What is being asked
Whenever a line below holds the word "August", copy that line.

Source material
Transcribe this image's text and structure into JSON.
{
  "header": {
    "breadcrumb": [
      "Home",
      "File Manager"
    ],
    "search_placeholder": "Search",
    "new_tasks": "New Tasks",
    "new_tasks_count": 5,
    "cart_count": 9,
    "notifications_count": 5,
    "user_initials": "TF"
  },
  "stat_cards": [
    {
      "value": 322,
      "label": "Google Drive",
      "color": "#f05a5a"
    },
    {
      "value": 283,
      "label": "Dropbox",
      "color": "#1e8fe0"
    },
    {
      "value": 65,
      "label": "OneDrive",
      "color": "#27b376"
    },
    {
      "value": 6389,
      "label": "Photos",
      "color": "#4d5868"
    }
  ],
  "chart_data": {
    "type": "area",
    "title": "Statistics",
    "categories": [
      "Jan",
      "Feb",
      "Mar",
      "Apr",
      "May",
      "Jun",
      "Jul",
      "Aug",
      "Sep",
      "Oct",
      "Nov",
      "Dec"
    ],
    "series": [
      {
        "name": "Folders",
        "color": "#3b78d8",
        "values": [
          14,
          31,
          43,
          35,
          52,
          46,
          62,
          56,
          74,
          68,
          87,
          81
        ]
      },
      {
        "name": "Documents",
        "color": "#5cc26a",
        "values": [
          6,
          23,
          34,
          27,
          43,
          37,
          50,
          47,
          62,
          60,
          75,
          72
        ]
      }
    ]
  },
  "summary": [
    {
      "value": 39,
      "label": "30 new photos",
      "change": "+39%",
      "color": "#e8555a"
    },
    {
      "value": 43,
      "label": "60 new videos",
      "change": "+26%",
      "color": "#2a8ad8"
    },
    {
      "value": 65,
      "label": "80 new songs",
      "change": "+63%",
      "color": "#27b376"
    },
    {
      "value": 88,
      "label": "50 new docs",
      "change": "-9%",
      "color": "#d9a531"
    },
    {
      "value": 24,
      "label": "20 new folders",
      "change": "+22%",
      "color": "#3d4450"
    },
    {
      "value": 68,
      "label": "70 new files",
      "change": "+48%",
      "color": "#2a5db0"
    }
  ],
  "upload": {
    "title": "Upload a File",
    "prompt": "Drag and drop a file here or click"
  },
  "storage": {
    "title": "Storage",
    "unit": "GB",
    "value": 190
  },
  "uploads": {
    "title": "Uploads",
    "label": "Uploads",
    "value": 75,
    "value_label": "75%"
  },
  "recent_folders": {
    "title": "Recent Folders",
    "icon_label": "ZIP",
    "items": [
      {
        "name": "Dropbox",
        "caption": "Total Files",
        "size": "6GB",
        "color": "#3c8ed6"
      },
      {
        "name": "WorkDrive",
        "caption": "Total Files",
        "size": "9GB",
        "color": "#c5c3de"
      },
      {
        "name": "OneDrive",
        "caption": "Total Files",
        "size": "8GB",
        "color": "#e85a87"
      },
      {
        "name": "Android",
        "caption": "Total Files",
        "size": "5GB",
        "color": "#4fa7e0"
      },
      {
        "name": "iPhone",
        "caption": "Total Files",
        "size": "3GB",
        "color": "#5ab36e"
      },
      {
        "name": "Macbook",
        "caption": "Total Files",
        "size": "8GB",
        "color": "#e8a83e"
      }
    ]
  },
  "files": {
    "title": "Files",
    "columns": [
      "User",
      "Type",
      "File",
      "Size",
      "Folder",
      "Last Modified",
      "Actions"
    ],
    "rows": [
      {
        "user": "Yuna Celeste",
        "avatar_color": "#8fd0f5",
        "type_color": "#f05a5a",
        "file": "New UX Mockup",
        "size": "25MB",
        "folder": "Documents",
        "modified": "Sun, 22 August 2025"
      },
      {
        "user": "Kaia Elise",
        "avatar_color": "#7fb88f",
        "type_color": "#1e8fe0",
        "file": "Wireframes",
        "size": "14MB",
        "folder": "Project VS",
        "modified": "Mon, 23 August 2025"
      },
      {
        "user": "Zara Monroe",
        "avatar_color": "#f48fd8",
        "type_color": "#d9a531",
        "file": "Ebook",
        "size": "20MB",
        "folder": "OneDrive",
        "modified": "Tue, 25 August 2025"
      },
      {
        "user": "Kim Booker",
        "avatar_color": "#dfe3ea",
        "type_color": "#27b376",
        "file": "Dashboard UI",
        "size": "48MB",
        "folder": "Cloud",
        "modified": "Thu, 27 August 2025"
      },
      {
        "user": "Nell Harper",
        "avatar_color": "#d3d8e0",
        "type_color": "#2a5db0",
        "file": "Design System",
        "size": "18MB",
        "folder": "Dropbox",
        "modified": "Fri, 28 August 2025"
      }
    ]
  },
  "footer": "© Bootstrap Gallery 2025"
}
--
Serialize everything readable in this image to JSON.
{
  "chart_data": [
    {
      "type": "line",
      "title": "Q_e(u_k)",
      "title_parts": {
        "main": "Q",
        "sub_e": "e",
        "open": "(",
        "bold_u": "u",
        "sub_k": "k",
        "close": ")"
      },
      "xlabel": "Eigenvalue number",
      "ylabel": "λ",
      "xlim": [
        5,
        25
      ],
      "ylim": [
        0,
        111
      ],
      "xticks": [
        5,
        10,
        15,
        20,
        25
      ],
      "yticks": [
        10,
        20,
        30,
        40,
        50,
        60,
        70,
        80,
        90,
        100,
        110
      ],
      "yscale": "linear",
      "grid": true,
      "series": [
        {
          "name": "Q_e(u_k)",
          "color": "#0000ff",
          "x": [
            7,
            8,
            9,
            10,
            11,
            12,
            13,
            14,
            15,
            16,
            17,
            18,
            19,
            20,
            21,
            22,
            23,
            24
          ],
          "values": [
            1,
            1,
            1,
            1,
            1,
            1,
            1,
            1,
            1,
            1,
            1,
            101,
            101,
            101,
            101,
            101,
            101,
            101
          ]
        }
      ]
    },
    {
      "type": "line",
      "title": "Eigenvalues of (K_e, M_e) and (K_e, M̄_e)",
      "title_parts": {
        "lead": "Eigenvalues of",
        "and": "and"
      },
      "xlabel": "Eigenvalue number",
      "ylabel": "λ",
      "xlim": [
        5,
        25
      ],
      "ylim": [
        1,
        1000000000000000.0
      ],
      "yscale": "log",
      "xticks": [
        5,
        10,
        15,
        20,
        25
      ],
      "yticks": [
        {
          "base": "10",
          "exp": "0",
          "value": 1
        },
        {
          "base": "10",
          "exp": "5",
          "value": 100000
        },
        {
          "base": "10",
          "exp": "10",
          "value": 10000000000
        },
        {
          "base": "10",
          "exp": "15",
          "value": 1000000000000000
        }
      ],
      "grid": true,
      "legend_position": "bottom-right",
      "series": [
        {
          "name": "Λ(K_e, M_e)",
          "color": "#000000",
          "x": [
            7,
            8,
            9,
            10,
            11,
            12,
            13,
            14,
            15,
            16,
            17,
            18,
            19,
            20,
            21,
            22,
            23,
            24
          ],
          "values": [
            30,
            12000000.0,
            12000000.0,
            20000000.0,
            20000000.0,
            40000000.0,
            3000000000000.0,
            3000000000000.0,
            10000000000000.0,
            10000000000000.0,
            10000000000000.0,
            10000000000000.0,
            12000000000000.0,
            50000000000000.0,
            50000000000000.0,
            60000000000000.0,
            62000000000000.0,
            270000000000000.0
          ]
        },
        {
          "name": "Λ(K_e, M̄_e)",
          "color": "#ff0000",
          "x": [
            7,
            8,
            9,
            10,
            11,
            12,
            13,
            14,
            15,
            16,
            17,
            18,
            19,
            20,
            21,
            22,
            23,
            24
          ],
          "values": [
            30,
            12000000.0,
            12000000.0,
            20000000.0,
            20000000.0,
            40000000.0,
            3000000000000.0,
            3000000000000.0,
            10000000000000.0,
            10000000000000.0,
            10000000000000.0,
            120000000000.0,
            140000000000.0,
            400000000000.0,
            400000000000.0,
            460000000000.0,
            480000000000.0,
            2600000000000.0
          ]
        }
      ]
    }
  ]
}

Problem solution
        "modified": "Sun, 22 August 2025"
        "modified": "Mon, 23 August 2025"
        "modified": "Tue, 25 August 2025"
        "modified": "Thu, 27 August 2025"
        "modified": "Fri, 28 August 2025"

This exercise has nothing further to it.